§ Given instruction
Reproduce all of the data that follows, character for character.
☆ ☆ ☆ ☆
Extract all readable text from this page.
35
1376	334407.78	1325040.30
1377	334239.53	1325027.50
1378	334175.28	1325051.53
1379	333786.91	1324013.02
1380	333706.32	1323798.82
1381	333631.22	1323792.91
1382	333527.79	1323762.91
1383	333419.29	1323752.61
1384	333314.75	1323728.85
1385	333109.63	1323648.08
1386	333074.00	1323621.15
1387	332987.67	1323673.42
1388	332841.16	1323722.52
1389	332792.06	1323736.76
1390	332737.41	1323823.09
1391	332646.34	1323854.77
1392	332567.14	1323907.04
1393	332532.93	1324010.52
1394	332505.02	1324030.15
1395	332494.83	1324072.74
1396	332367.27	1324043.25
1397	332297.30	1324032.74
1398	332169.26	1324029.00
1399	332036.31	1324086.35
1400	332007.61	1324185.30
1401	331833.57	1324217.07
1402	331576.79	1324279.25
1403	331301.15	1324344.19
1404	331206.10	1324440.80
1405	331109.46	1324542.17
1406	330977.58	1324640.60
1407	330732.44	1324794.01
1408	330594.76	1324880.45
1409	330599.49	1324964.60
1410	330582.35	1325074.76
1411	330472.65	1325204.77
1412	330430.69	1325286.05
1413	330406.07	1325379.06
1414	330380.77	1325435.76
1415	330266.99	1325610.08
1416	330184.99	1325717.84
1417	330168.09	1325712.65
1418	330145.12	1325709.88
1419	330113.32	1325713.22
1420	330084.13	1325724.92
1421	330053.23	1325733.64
☆ ☆ ☆ ☆
§ The answer
Extract all readable text from this page.
35
1376	334407.78	1325040.30
1377	334239.53	1325027.50
1378	334175.28	1325051.53
1379	333786.91	1324013.02
1380	333706.32	1323798.82
1381	333631.22	1323792.91
1382	333527.79	1323762.91
1383	333419.29	1323752.61
1384	333314.75	1323728.85
1385	333109.63	1323648.08
1386	333074.00	1323621.15
1387	332987.67	1323673.42
1388	332841.16	1323722.52
1389	332792.06	1323736.76
1390	332737.41	1323823.09
1391	332646.34	1323854.77
1392	332567.14	1323907.04
1393	332532.93	1324010.52
1394	332505.02	1324030.15
1395	332494.83	1324072.74
1396	332367.27	1324043.25
1397	332297.30	1324032.74
1398	332169.26	1324029.00
1399	332036.31	1324086.35
1400	332007.61	1324185.30
1401	331833.57	1324217.07
1402	331576.79	1324279.25
1403	331301.15	1324344.19
1404	331206.10	1324440.80
1405	331109.46	1324542.17
1406	330977.58	1324640.60
1407	330732.44	1324794.01
1408	330594.76	1324880.45
1409	330599.49	1324964.60
1410	330582.35	1325074.76
1411	330472.65	1325204.77
1412	330430.69	1325286.05
1413	330406.07	1325379.06
1414	330380.77	1325435.76
1415	330266.99	1325610.08
1416	330184.99	1325717.84
1417	330168.09	1325712.65
1418	330145.12	1325709.88
1419	330113.32	1325713.22
1420	330084.13	1325724.92
1421	330053.23	1325733.64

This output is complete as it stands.